> STATED PROBLEM
List every line below containing "name".

> Data items
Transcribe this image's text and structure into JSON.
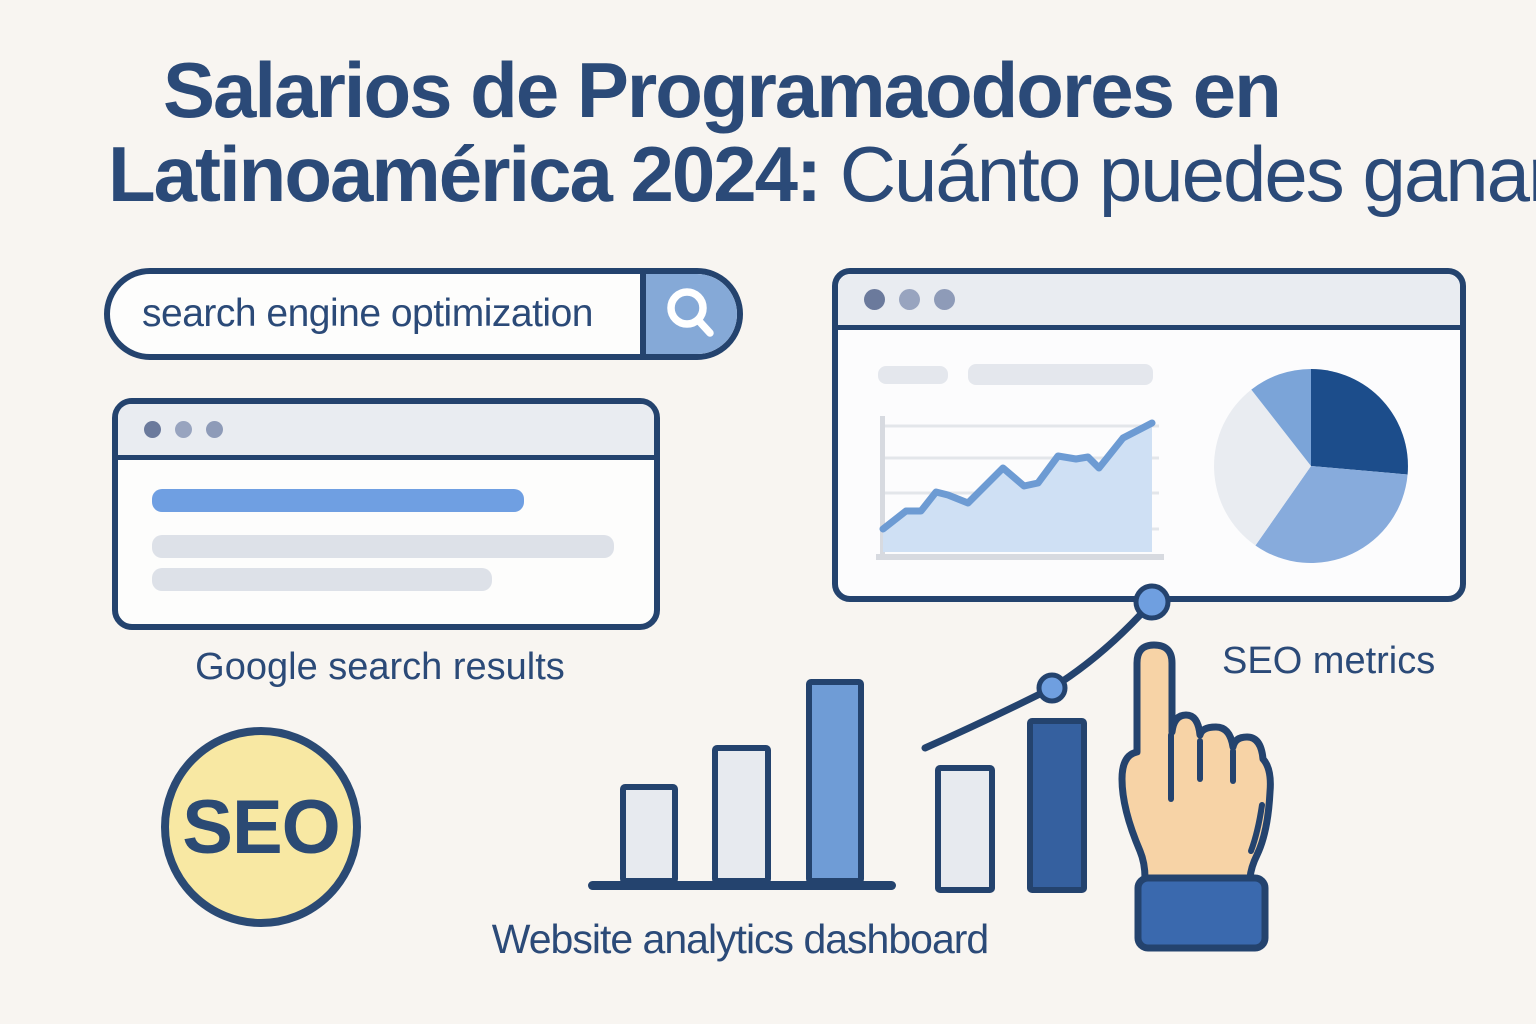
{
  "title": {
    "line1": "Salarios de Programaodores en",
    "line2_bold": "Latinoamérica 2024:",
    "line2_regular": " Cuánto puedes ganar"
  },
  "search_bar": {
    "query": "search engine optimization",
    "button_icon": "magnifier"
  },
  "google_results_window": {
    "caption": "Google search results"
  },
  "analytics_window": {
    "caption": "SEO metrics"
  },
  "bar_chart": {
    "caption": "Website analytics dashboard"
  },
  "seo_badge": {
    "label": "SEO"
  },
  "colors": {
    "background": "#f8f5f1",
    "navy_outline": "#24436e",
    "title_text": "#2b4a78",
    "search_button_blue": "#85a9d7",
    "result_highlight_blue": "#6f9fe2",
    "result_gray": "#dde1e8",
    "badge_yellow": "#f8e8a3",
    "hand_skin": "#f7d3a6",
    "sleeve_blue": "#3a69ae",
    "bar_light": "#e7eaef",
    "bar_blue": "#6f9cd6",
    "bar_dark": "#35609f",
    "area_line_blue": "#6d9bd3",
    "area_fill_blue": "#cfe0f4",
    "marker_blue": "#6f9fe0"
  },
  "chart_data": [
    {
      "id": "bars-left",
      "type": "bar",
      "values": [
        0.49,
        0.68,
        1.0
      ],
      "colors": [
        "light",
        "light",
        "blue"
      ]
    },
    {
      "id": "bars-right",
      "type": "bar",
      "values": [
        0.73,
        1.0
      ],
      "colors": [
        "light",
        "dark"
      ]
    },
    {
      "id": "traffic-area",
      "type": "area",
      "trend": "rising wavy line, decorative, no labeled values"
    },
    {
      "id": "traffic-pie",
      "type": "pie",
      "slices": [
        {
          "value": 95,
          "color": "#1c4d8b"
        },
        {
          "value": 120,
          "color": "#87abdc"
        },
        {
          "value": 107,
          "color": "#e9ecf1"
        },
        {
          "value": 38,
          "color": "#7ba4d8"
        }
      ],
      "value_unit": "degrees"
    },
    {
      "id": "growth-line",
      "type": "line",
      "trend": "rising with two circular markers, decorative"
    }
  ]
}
==
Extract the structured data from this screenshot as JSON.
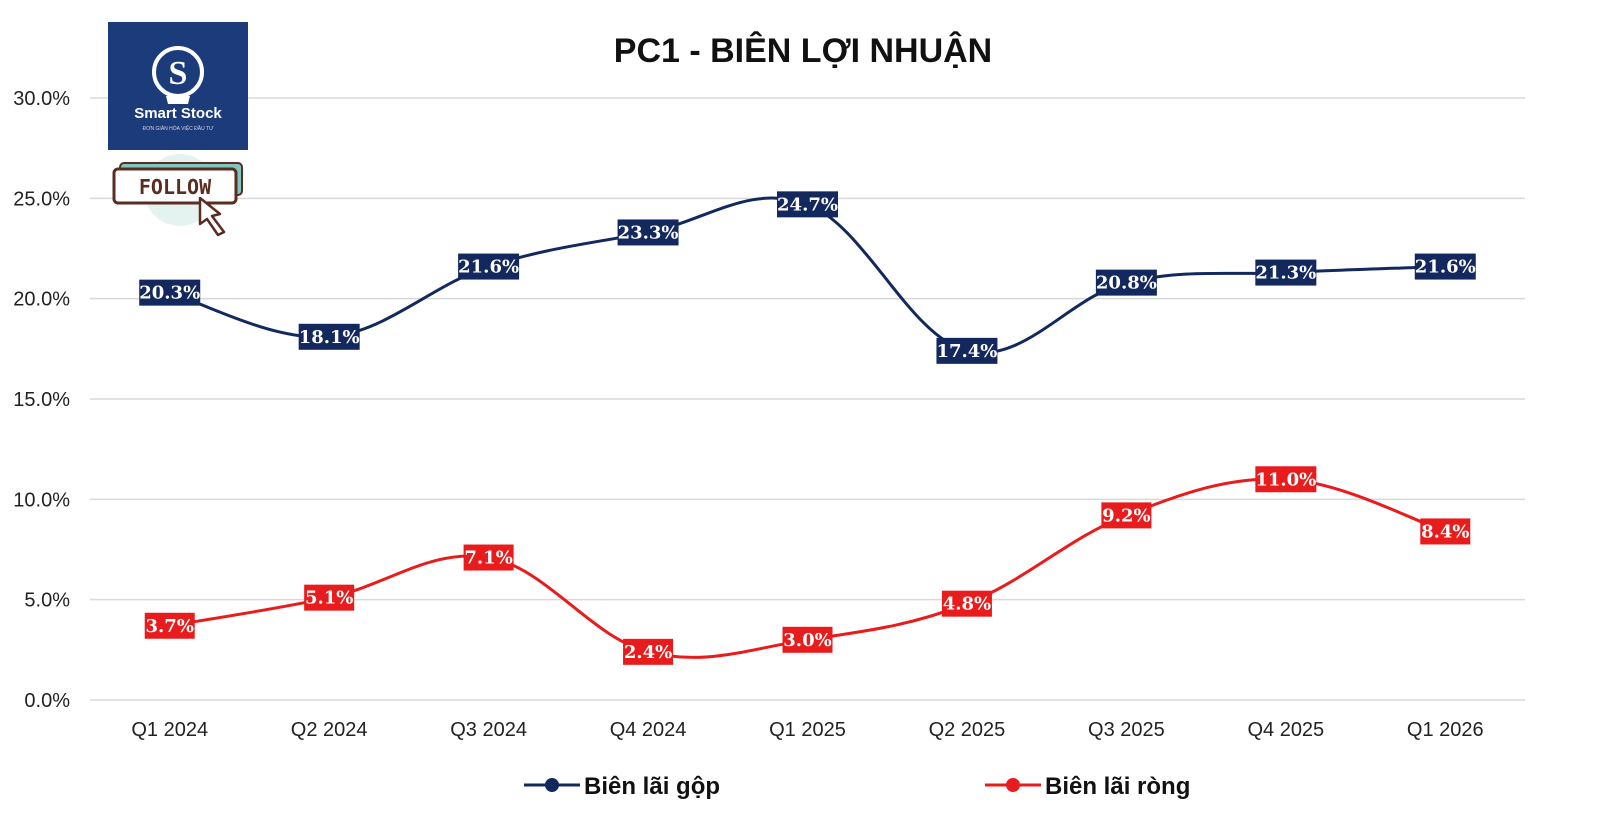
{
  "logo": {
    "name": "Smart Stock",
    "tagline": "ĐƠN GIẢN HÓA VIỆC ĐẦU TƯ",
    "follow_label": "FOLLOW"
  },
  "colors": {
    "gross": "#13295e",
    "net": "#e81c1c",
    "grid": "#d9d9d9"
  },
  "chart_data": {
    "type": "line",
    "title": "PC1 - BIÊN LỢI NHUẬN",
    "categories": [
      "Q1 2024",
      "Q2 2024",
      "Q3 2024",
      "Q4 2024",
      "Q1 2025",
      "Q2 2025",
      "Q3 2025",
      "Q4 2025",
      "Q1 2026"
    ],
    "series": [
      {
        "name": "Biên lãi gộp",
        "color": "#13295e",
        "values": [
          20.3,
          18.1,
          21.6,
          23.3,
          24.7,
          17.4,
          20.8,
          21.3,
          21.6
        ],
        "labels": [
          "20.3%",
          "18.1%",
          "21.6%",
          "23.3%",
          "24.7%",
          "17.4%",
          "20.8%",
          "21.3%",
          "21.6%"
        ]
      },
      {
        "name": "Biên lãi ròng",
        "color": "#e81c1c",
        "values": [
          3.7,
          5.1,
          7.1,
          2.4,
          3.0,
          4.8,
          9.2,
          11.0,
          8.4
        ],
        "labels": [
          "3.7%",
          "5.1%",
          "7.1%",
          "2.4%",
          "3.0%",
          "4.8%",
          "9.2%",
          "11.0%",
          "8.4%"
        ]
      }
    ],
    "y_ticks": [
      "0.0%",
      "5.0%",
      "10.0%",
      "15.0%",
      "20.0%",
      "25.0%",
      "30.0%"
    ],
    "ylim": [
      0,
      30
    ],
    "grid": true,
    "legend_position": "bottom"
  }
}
* * *
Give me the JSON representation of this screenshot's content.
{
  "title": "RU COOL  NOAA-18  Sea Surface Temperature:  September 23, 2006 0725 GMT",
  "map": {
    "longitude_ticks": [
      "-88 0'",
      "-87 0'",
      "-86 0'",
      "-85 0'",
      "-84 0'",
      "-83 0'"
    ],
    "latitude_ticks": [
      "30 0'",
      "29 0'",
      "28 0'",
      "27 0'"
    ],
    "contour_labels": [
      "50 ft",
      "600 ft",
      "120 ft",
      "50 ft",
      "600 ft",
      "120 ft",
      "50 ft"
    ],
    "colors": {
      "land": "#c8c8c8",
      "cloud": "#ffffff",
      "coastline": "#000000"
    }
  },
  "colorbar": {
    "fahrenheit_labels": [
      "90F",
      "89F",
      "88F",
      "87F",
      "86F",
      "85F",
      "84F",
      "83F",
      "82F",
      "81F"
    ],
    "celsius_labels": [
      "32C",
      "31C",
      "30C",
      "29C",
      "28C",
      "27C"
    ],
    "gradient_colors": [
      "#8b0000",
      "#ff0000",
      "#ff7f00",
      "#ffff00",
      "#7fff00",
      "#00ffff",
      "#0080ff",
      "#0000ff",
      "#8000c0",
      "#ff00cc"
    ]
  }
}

> WRITTEN RESPONSE
    "name": "Smart Stock",
        "name": "Biên lãi gộp",
        "name": "Biên lãi ròng",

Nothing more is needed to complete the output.